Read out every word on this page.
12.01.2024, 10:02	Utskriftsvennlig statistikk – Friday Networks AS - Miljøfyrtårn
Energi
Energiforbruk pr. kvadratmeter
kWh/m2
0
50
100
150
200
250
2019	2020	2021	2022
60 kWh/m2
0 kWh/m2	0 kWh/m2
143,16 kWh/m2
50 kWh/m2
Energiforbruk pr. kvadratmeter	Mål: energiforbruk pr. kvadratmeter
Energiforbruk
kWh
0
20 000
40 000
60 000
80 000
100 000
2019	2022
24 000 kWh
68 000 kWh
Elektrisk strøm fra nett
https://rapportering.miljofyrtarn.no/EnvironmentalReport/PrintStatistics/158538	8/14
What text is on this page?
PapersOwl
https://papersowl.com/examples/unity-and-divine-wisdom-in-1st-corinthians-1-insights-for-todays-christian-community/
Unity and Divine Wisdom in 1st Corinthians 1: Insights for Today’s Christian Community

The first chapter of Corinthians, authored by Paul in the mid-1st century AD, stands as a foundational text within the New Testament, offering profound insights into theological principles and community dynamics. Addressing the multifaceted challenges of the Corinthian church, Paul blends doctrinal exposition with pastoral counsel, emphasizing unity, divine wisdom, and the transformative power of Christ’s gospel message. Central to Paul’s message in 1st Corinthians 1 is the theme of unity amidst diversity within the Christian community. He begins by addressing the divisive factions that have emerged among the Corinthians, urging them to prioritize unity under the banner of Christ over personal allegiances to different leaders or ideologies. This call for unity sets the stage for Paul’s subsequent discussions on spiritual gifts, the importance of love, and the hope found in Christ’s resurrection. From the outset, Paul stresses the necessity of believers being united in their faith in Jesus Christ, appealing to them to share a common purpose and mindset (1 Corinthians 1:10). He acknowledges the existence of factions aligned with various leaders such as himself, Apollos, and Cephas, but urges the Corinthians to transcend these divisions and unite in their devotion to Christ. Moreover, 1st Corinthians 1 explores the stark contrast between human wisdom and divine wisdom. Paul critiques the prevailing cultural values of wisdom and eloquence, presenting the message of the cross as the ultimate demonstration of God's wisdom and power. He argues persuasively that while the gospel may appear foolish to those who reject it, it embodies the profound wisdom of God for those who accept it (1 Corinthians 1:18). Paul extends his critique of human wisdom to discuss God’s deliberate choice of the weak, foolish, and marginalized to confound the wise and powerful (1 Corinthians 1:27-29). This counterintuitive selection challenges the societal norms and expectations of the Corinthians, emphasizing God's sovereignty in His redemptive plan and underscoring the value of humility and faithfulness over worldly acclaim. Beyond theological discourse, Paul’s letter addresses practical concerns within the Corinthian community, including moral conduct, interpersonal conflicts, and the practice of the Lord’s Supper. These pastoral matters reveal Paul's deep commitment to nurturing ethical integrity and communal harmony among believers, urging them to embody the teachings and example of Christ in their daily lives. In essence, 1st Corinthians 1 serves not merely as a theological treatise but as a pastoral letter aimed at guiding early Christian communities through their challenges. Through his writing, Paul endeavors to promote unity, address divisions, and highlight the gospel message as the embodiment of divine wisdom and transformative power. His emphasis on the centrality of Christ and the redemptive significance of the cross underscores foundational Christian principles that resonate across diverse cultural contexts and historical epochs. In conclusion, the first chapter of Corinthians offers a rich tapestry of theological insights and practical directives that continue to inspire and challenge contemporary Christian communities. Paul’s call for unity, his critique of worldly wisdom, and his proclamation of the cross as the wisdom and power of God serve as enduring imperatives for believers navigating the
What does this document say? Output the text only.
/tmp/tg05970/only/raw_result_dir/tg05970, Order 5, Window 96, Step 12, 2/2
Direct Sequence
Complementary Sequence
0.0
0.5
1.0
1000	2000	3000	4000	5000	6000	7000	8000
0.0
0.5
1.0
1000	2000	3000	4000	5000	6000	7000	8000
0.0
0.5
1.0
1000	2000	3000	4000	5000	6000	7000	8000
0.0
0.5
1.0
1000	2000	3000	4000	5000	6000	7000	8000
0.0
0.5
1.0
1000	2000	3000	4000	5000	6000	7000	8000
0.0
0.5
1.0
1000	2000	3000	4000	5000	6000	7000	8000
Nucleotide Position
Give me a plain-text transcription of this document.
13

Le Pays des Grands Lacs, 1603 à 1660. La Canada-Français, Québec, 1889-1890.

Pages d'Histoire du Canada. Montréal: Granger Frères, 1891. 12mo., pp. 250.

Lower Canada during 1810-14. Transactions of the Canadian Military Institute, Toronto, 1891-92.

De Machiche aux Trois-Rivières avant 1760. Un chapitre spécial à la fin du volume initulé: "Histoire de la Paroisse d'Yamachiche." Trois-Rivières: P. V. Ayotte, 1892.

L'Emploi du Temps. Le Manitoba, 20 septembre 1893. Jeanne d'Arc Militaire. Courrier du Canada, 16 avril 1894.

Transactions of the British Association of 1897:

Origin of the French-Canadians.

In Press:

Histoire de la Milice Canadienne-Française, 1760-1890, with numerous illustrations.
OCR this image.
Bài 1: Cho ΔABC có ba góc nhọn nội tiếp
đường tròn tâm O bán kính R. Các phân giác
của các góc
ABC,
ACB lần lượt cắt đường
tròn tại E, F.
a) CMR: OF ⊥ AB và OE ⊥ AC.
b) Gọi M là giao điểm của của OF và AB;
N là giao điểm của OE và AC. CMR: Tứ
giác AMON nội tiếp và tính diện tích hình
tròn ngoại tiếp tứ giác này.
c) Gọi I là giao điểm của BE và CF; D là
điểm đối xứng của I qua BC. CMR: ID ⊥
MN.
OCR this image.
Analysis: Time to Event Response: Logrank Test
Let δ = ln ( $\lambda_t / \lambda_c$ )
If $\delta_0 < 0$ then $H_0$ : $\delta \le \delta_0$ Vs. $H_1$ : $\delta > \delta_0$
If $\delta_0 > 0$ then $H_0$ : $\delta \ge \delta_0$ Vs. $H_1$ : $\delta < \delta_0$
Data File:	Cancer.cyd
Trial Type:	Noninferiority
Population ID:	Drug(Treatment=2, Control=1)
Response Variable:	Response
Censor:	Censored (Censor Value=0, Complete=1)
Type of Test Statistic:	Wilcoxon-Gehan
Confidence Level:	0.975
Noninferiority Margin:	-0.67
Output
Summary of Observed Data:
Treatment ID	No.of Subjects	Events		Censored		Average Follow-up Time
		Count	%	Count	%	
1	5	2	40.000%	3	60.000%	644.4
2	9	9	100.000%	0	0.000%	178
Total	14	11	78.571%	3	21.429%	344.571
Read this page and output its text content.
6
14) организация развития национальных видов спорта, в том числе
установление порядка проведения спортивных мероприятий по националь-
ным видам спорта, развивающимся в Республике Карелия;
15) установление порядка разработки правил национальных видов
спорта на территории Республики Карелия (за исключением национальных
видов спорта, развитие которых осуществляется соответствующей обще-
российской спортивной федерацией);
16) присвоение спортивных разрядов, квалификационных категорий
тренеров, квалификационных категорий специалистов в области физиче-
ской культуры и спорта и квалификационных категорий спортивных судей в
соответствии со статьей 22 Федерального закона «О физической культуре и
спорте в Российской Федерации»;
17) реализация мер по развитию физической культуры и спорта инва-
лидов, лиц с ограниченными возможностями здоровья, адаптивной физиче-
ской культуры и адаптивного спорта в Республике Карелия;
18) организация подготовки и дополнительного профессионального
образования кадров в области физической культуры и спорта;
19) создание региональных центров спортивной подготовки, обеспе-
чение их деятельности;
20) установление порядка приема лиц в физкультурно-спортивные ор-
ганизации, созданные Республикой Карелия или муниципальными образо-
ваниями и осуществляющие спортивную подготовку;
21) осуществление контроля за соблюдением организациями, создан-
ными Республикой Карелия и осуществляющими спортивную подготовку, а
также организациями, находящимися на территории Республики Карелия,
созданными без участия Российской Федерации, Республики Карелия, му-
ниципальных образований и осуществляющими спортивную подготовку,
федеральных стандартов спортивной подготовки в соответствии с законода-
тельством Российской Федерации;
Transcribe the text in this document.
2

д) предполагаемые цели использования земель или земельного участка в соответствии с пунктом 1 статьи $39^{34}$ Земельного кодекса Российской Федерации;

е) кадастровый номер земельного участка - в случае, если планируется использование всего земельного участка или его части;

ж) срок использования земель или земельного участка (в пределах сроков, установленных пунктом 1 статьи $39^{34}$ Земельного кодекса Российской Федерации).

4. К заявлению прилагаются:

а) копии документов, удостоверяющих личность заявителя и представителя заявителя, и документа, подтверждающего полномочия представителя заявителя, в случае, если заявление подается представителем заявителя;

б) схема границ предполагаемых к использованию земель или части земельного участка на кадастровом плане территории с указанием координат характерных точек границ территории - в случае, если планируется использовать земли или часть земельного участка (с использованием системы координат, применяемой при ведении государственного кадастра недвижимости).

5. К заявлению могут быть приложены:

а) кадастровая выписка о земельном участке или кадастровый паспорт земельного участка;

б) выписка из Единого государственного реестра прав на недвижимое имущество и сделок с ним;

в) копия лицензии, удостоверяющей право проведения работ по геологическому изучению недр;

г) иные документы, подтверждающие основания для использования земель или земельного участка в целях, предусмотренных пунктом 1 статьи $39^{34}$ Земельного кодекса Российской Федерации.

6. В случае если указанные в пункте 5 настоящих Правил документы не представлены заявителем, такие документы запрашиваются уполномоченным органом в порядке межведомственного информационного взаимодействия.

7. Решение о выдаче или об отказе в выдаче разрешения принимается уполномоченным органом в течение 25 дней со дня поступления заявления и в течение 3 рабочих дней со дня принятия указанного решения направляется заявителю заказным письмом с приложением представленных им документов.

_Your instructions_. Show every line from the entries above in which "физической" appears.

_Worked answer_.
соответствии со статьей 22 Федерального закона «О физической культуре и
17) реализация мер по развитию физической культуры и спорта инва-
образования кадров в области физической культуры и спорта;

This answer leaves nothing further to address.